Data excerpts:

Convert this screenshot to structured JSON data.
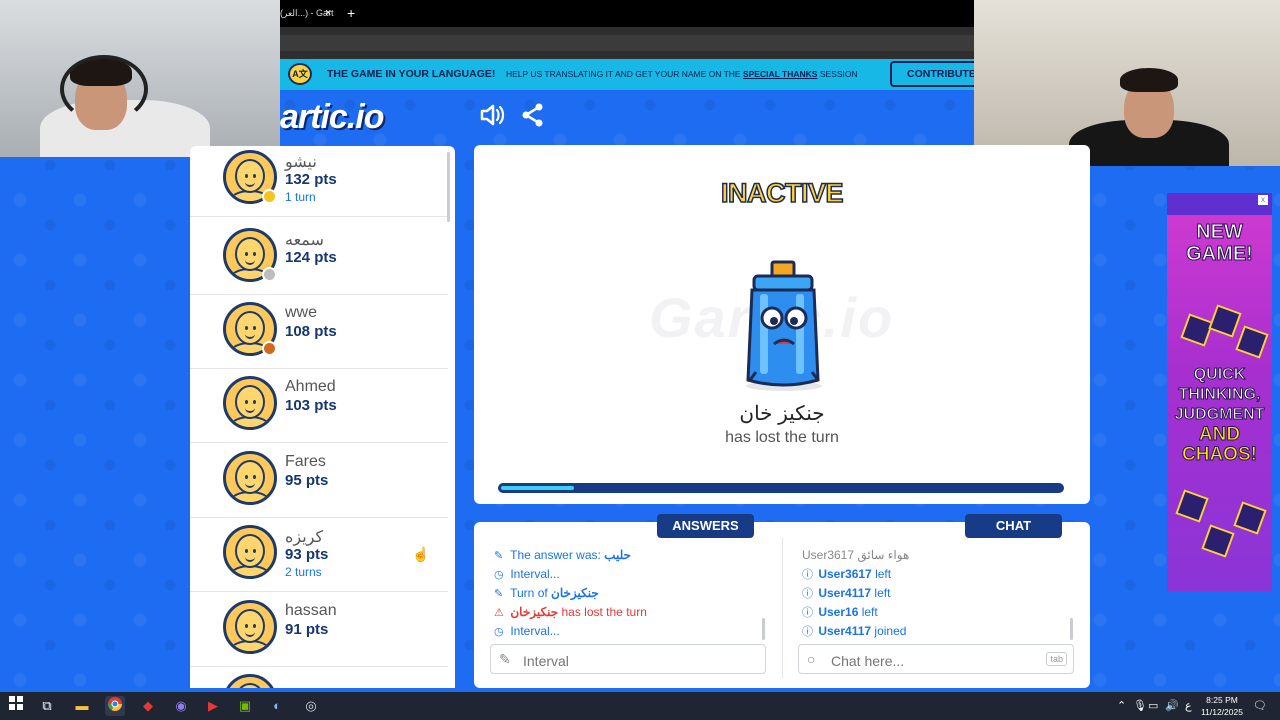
{
  "browser": {
    "tab_title": "(العر...) - Gart",
    "tab_close": "×",
    "new_tab": "+"
  },
  "banner": {
    "badge": "A文",
    "headline": "THE GAME IN YOUR LANGUAGE!",
    "message_prefix": "HELP US TRANSLATING IT AND GET YOUR NAME ON THE",
    "message_link": "SPECIAL THANKS",
    "message_suffix": "SESSION",
    "contribute_label": "CONTRIBUTE"
  },
  "header": {
    "brand": "artic.io",
    "sound_icon": "speaker-icon",
    "share_icon": "share-icon"
  },
  "players": [
    {
      "name": "نيشو",
      "points": "132 pts",
      "turns": "1 turn",
      "medal_color": "#f6c324"
    },
    {
      "name": "سمعه",
      "points": "124 pts",
      "turns": "",
      "medal_color": "#bdbdbd"
    },
    {
      "name": "wwe",
      "points": "108 pts",
      "turns": "",
      "medal_color": "#d2691e"
    },
    {
      "name": "Ahmed",
      "points": "103 pts",
      "turns": ""
    },
    {
      "name": "Fares",
      "points": "95 pts",
      "turns": ""
    },
    {
      "name": "كريزه",
      "points": "93 pts",
      "turns": "2 turns"
    },
    {
      "name": "hassan",
      "points": "91 pts",
      "turns": ""
    }
  ],
  "stage": {
    "status": "INACTIVE",
    "watermark": "Gartic.io",
    "player_word": "جنكيز خان",
    "message": "has lost the turn",
    "timer_fraction": 0.13
  },
  "answers": {
    "tab_label": "ANSWERS",
    "entries": [
      {
        "icon": "pencil-icon",
        "text": "The answer was:",
        "highlight": "حليب"
      },
      {
        "icon": "clock-icon",
        "text": "Interval...",
        "highlight": ""
      },
      {
        "icon": "pencil-icon",
        "text": "Turn of",
        "highlight": "جنكيزخان"
      },
      {
        "icon": "warning-icon",
        "text": "has lost the turn",
        "highlight": "جنكيزخان"
      },
      {
        "icon": "clock-icon",
        "text": "Interval...",
        "highlight": ""
      }
    ],
    "input_placeholder": "Interval"
  },
  "chat": {
    "tab_label": "CHAT",
    "first_message": {
      "user": "User3617",
      "text": "هواء سائق"
    },
    "entries": [
      {
        "user": "User3617",
        "action": "left"
      },
      {
        "user": "User4117",
        "action": "left"
      },
      {
        "user": "User16",
        "action": "left"
      },
      {
        "user": "User4117",
        "action": "joined"
      }
    ],
    "input_placeholder": "Chat here...",
    "tab_key": "tab"
  },
  "ad": {
    "headline": "NEW GAME!",
    "line1": "QUICK",
    "line2": "THINKING,",
    "line3": "JUDGMENT",
    "line4": "AND",
    "line5": "CHAOS!",
    "close": "x"
  },
  "taskbar": {
    "time": "8:25 PM",
    "date": "11/12/2025",
    "lang": "ع"
  },
  "colors": {
    "background": "#1e6cf2",
    "navy": "#173b84",
    "banner": "#18b8e6",
    "accent_yellow": "#ffd43b"
  }
}
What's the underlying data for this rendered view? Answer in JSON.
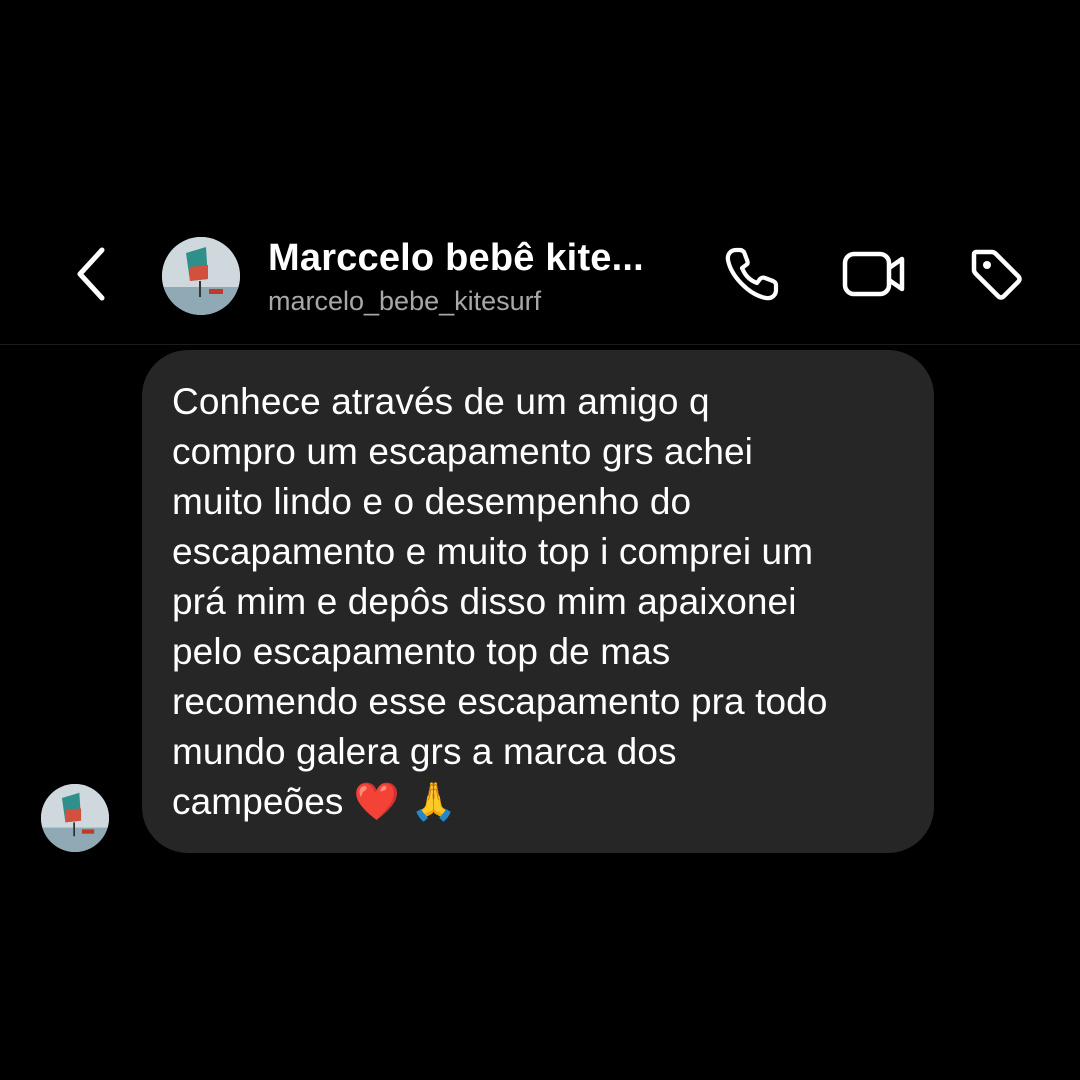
{
  "header": {
    "display_name": "Marccelo bebê kite...",
    "username": "marcelo_bebe_kitesurf",
    "icons": {
      "back": "chevron-left-icon",
      "call": "phone-icon",
      "video": "video-camera-icon",
      "tag": "tag-icon"
    }
  },
  "message": {
    "text": "Conhece através de um amigo q\ncompro um escapamento grs achei\nmuito lindo e o desempenho do\nescapamento e muito top i comprei um\nprá mim e depôs disso mim apaixonei\npelo escapamento top de mas\nrecomendo esse escapamento pra todo\nmundo galera grs a marca dos\ncampeões ❤️ 🙏"
  },
  "colors": {
    "background": "#000000",
    "bubble": "#262626",
    "text_primary": "#ffffff",
    "text_secondary": "#a8a8a8"
  }
}
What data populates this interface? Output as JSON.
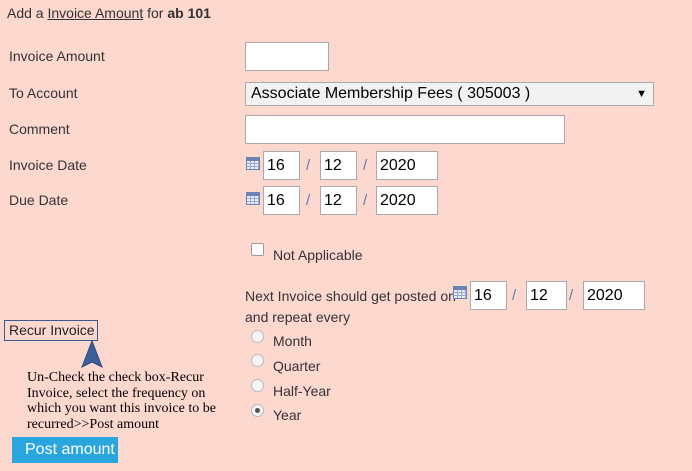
{
  "header": {
    "prefix": "Add a",
    "link": "Invoice Amount",
    "middle": "for",
    "account": "ab 101"
  },
  "form": {
    "invoice_amount_label": "Invoice Amount",
    "invoice_amount_value": "",
    "to_account_label": "To Account",
    "to_account_selected": "Associate Membership Fees ( 305003 )",
    "comment_label": "Comment",
    "comment_value": "",
    "invoice_date_label": "Invoice Date",
    "invoice_date": {
      "day": "16",
      "month": "12",
      "year": "2020"
    },
    "due_date_label": "Due Date",
    "due_date": {
      "day": "16",
      "month": "12",
      "year": "2020"
    },
    "date_separator": "/",
    "not_applicable_label": "Not Applicable",
    "not_applicable_checked": false
  },
  "recur": {
    "next_invoice_label": "Next Invoice should get posted on",
    "next_date": {
      "day": "16",
      "month": "12",
      "year": "2020"
    },
    "repeat_label": "and repeat every",
    "options": [
      "Month",
      "Quarter",
      "Half-Year",
      "Year"
    ],
    "selected": "Year",
    "recur_invoice_label": "Recur Invoice"
  },
  "annotation": {
    "text": "Un-Check the check box-Recur Invoice, select the frequency on which you want this invoice to be recurred>>Post amount"
  },
  "post_button_label": "Post amount",
  "colors": {
    "background": "#fdd8cf",
    "button": "#29a6de",
    "arrow": "#3b5f9a"
  }
}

(SET TASK) Output the line that contains "What data populates" and every subsequent line through the end of the entries, exactly as given, without pictures.

(FINAL RESULT)
What data populates this interface? Output as JSON.
{
  "header": {
    "prefix": "Add a",
    "link": "Invoice Amount",
    "middle": "for",
    "account": "ab 101"
  },
  "form": {
    "invoice_amount_label": "Invoice Amount",
    "invoice_amount_value": "",
    "to_account_label": "To Account",
    "to_account_selected": "Associate Membership Fees ( 305003 )",
    "comment_label": "Comment",
    "comment_value": "",
    "invoice_date_label": "Invoice Date",
    "invoice_date": {
      "day": "16",
      "month": "12",
      "year": "2020"
    },
    "due_date_label": "Due Date",
    "due_date": {
      "day": "16",
      "month": "12",
      "year": "2020"
    },
    "date_separator": "/",
    "not_applicable_label": "Not Applicable",
    "not_applicable_checked": false
  },
  "recur": {
    "next_invoice_label": "Next Invoice should get posted on",
    "next_date": {
      "day": "16",
      "month": "12",
      "year": "2020"
    },
    "repeat_label": "and repeat every",
    "options": [
      "Month",
      "Quarter",
      "Half-Year",
      "Year"
    ],
    "selected": "Year",
    "recur_invoice_label": "Recur Invoice"
  },
  "annotation": {
    "text": "Un-Check the check box-Recur Invoice, select the frequency on which you want this invoice to be recurred>>Post amount"
  },
  "post_button_label": "Post amount",
  "colors": {
    "background": "#fdd8cf",
    "button": "#29a6de",
    "arrow": "#3b5f9a"
  }
}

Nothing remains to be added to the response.